▶ _Given request_: Report each line in the rows below that contains the string "traffic". Case counts.
-------- Provided records --------
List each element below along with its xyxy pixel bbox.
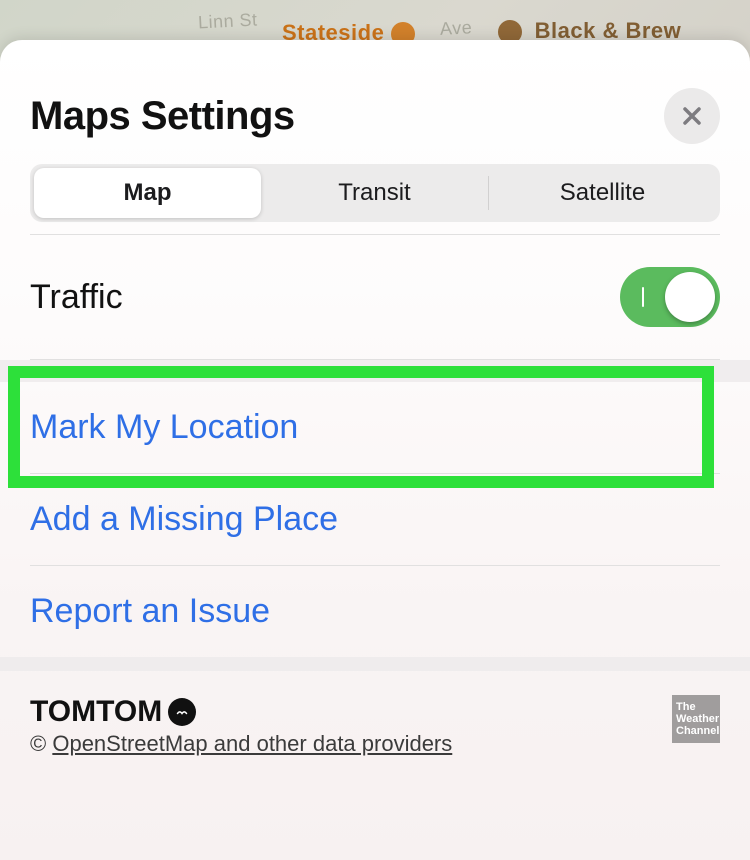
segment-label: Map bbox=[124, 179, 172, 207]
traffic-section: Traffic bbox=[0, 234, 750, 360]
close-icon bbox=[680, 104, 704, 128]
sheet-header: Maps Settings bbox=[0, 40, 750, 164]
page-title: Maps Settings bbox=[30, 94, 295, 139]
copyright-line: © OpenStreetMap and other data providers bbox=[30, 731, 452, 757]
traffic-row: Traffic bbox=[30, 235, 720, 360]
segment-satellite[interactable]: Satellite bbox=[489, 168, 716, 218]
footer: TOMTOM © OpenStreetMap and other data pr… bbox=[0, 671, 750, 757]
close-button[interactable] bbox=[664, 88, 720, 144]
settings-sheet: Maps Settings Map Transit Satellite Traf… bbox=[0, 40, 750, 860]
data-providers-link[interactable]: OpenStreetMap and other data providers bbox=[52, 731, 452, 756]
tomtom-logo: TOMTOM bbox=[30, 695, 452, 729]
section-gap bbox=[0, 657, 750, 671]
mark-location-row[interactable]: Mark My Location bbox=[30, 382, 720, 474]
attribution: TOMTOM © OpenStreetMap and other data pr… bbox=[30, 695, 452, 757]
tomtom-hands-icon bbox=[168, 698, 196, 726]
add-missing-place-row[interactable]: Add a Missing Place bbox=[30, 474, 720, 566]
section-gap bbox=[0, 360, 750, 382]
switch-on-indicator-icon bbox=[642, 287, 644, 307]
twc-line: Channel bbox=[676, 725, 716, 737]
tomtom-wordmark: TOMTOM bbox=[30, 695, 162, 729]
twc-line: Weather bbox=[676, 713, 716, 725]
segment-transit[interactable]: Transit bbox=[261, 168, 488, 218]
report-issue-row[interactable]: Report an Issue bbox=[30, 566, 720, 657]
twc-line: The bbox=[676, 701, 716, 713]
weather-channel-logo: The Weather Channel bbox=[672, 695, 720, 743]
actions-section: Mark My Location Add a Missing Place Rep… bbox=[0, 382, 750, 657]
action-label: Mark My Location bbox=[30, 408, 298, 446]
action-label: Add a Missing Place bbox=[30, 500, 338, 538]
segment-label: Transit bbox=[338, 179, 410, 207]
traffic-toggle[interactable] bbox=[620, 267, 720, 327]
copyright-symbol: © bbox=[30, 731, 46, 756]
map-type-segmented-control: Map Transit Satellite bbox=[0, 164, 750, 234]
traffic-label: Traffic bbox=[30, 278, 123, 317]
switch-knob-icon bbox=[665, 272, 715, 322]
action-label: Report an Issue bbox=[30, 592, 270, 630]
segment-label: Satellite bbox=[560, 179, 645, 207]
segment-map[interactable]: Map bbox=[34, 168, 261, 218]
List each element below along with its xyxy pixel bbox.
--------
-------- Provided records --------
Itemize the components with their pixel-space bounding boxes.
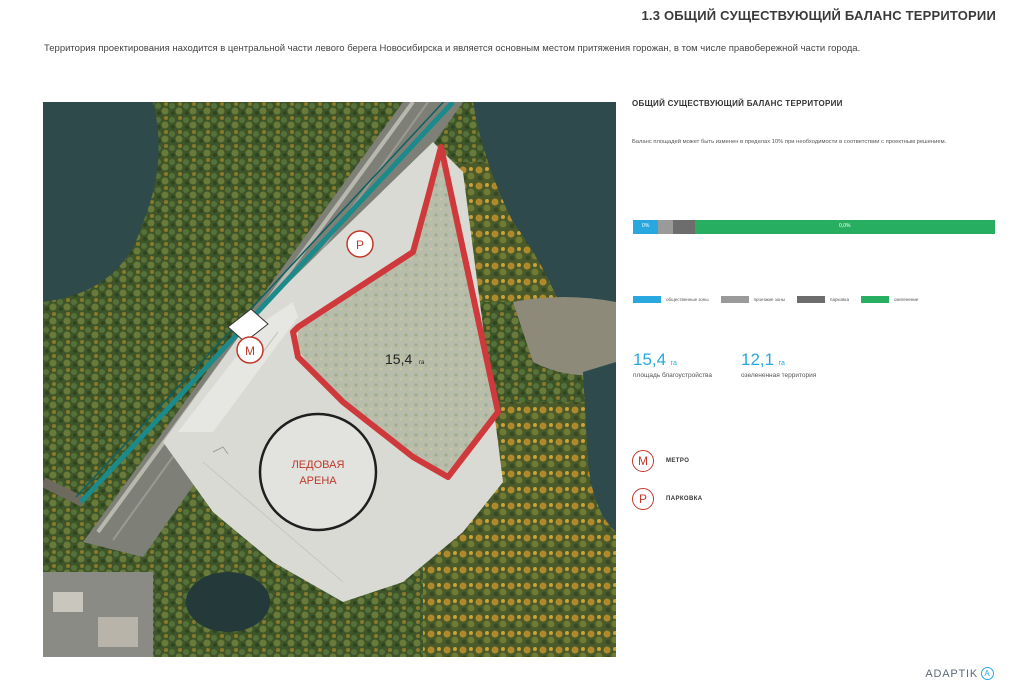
--------
▶ _Reply_:
traffic-section: Traffic bbox=[0, 234, 750, 360]
traffic-row: Traffic bbox=[30, 235, 720, 360]
traffic-toggle[interactable] bbox=[620, 267, 720, 327]
traffic-label: Traffic bbox=[30, 278, 123, 317]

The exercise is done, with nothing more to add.